The request: Word for word, copy all the data and drop the pictures.

◆ ◆ ◆

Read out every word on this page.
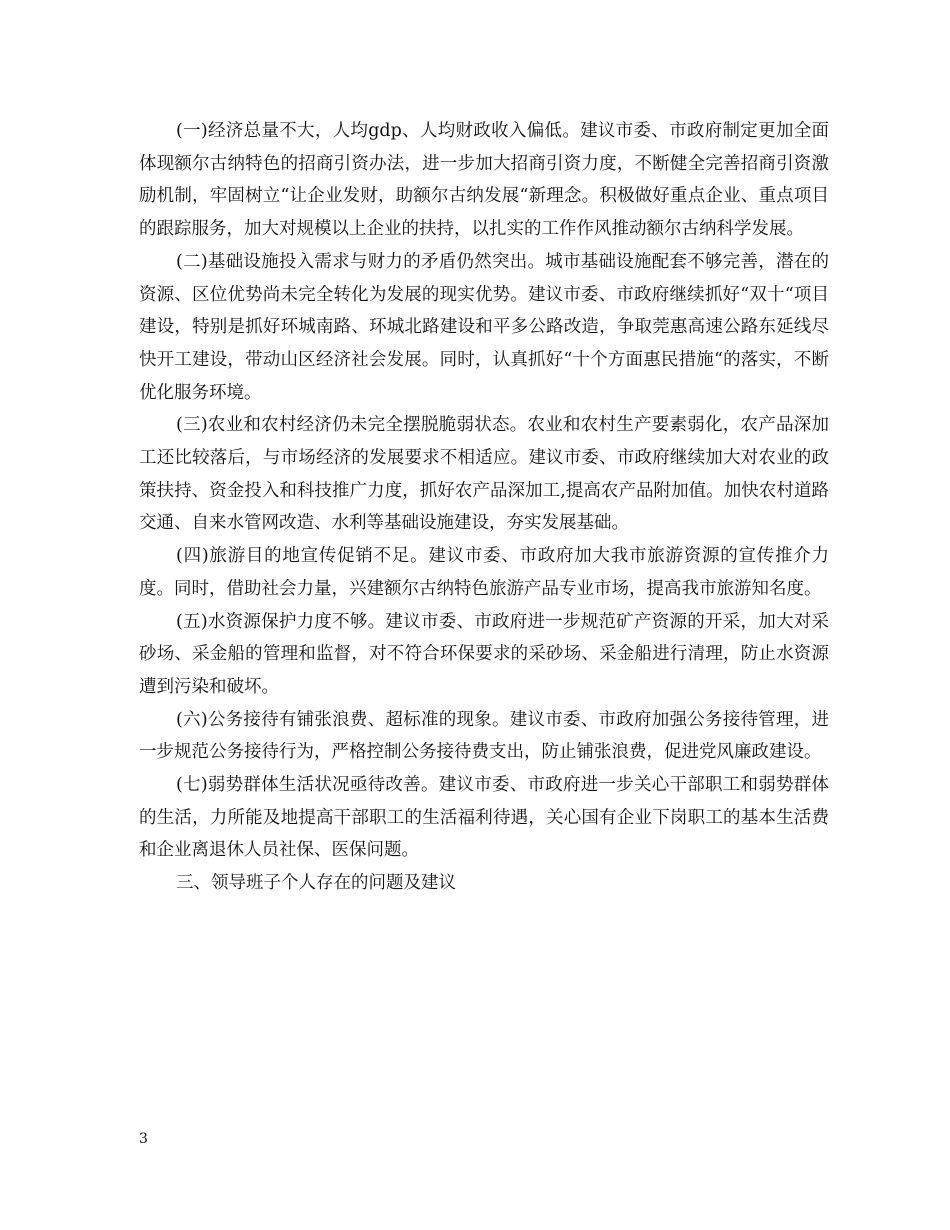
(一)经济总量不大，人均gdp、人均财政收入偏低。建议市委、市政府制定更加全面体现额尔古纳特色的招商引资办法，进一步加大招商引资力度，不断健全完善招商引资激励机制，牢固树立“让企业发财，助额尔古纳发展“新理念。积极做好重点企业、重点项目的跟踪服务，加大对规模以上企业的扶持，以扎实的工作作风推动额尔古纳科学发展。

(二)基础设施投入需求与财力的矛盾仍然突出。城市基础设施配套不够完善，潜在的资源、区位优势尚未完全转化为发展的现实优势。建议市委、市政府继续抓好“双十“项目建设，特别是抓好环城南路、环城北路建设和平多公路改造，争取莞惠高速公路东延线尽快开工建设，带动山区经济社会发展。同时，认真抓好“十个方面惠民措施“的落实，不断优化服务环境。

(三)农业和农村经济仍未完全摆脱脆弱状态。农业和农村生产要素弱化，农产品深加工还比较落后，与市场经济的发展要求不相适应。建议市委、市政府继续加大对农业的政策扶持、资金投入和科技推广力度，抓好农产品深加工,提高农产品附加值。加快农村道路交通、自来水管网改造、水利等基础设施建设，夯实发展基础。

(四)旅游目的地宣传促销不足。建议市委、市政府加大我市旅游资源的宣传推介力度。同时，借助社会力量，兴建额尔古纳特色旅游产品专业市场，提高我市旅游知名度。

(五)水资源保护力度不够。建议市委、市政府进一步规范矿产资源的开采，加大对采砂场、采金船的管理和监督，对不符合环保要求的采砂场、采金船进行清理，防止水资源遭到污染和破坏。

(六)公务接待有铺张浪费、超标准的现象。建议市委、市政府加强公务接待管理，进一步规范公务接待行为，严格控制公务接待费支出，防止铺张浪费，促进党风廉政建设。

(七)弱势群体生活状况亟待改善。建议市委、市政府进一步关心干部职工和弱势群体的生活，力所能及地提高干部职工的生活福利待遇，关心国有企业下岗职工的基本生活费和企业离退休人员社保、医保问题。

三、领导班子个人存在的问题及建议

3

◆ ◆ ◆

Response for this exercise:
Read out every word on this page.
(一)经济总量不大，人均gdp、人均财政收入偏低。建议市委、市政府制定更加全面体现额尔古纳特色的招商引资办法，进一步加大招商引资力度，不断健全完善招商引资激励机制，牢固树立“让企业发财，助额尔古纳发展“新理念。积极做好重点企业、重点项目的跟踪服务，加大对规模以上企业的扶持，以扎实的工作作风推动额尔古纳科学发展。

(二)基础设施投入需求与财力的矛盾仍然突出。城市基础设施配套不够完善，潜在的资源、区位优势尚未完全转化为发展的现实优势。建议市委、市政府继续抓好“双十“项目建设，特别是抓好环城南路、环城北路建设和平多公路改造，争取莞惠高速公路东延线尽快开工建设，带动山区经济社会发展。同时，认真抓好“十个方面惠民措施“的落实，不断优化服务环境。

(三)农业和农村经济仍未完全摆脱脆弱状态。农业和农村生产要素弱化，农产品深加工还比较落后，与市场经济的发展要求不相适应。建议市委、市政府继续加大对农业的政策扶持、资金投入和科技推广力度，抓好农产品深加工,提高农产品附加值。加快农村道路交通、自来水管网改造、水利等基础设施建设，夯实发展基础。

(四)旅游目的地宣传促销不足。建议市委、市政府加大我市旅游资源的宣传推介力度。同时，借助社会力量，兴建额尔古纳特色旅游产品专业市场，提高我市旅游知名度。

(五)水资源保护力度不够。建议市委、市政府进一步规范矿产资源的开采，加大对采砂场、采金船的管理和监督，对不符合环保要求的采砂场、采金船进行清理，防止水资源遭到污染和破坏。

(六)公务接待有铺张浪费、超标准的现象。建议市委、市政府加强公务接待管理，进一步规范公务接待行为，严格控制公务接待费支出，防止铺张浪费，促进党风廉政建设。

(七)弱势群体生活状况亟待改善。建议市委、市政府进一步关心干部职工和弱势群体的生活，力所能及地提高干部职工的生活福利待遇，关心国有企业下岗职工的基本生活费和企业离退休人员社保、医保问题。

三、领导班子个人存在的问题及建议

3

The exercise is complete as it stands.